> _TASK OBJECTIVE_:
Search the records that follow and extract every line containing the string "cooked".

> _EXTRACTED INFORMATION_:
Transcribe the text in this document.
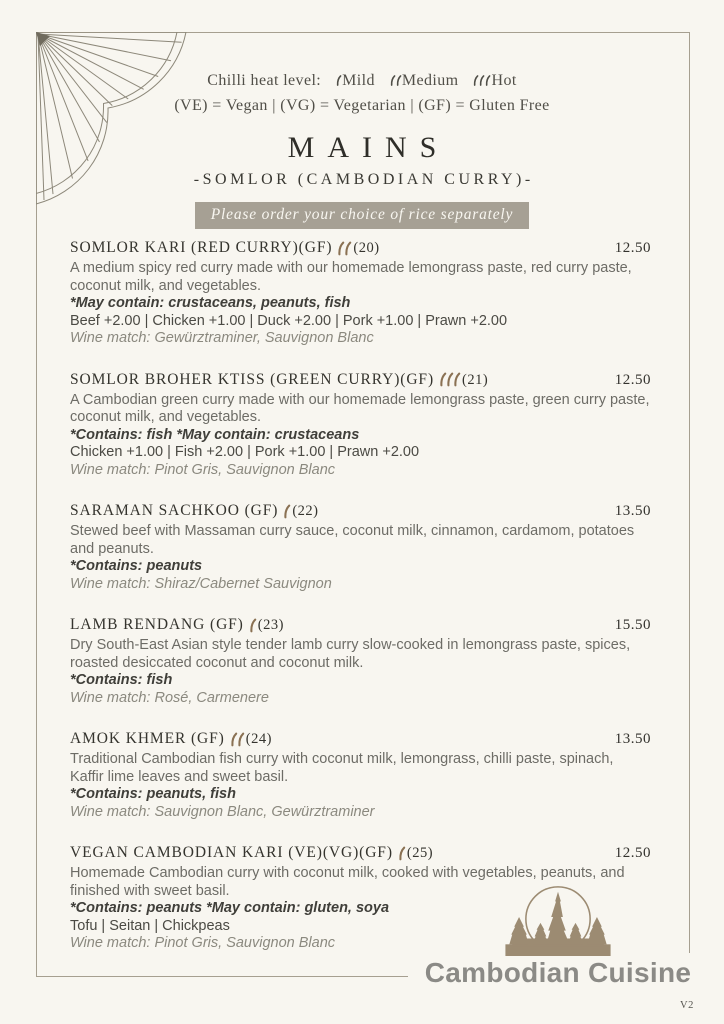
Chilli heat level: Mild Medium Hot
(VE) = Vegan | (VG) = Vegetarian | (GF) = Gluten Free
MAINS
-SOMLOR (CAMBODIAN CURRY)-
Please order your choice of rice separately
SOMLOR KARI (RED CURRY)(GF) (20)	12.50

A medium spicy red curry made with our homemade lemongrass paste, red curry paste, coconut milk, and vegetables.

*May contain: crustaceans, peanuts, fish

Beef +2.00 | Chicken +1.00 | Duck +2.00 | Pork +1.00 | Prawn +2.00

Wine match: Gewürztraminer, Sauvignon Blanc

SOMLOR BROHER KTISS (GREEN CURRY)(GF) (21)	12.50

A Cambodian green curry made with our homemade lemongrass paste, green curry paste, coconut milk, and vegetables.

*Contains: fish *May contain: crustaceans

Chicken +1.00 | Fish +2.00 | Pork +1.00 | Prawn +2.00

Wine match: Pinot Gris, Sauvignon Blanc

SARAMAN SACHKOO (GF) (22)	13.50

Stewed beef with Massaman curry sauce, coconut milk, cinnamon, cardamom, potatoes and peanuts.

*Contains: peanuts

Wine match: Shiraz/Cabernet Sauvignon

LAMB RENDANG (GF) (23)	15.50

Dry South-East Asian style tender lamb curry slow-cooked in lemongrass paste, spices, roasted desiccated coconut and coconut milk.

*Contains: fish

Wine match: Rosé, Carmenere

AMOK KHMER (GF) (24)	13.50

Traditional Cambodian fish curry with coconut milk, lemongrass, chilli paste, spinach, Kaffir lime leaves and sweet basil.

*Contains: peanuts, fish

Wine match: Sauvignon Blanc, Gewürztraminer

VEGAN CAMBODIAN KARI (VE)(VG)(GF) (25)	12.50

Homemade Cambodian curry with coconut milk, cooked with vegetables, peanuts, and finished with sweet basil.

*Contains: peanuts *May contain: gluten, soya

Tofu | Seitan | Chickpeas

Wine match: Pinot Gris, Sauvignon Blanc

Cambodian Cuisine
V2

> _RESPONSE FOR THIS EXERCISE_:
Dry South-East Asian style tender lamb curry slow-cooked in lemongrass paste, spices, roasted desiccated coconut and coconut milk.
Homemade Cambodian curry with coconut milk, cooked with vegetables, peanuts, and finished with sweet basil.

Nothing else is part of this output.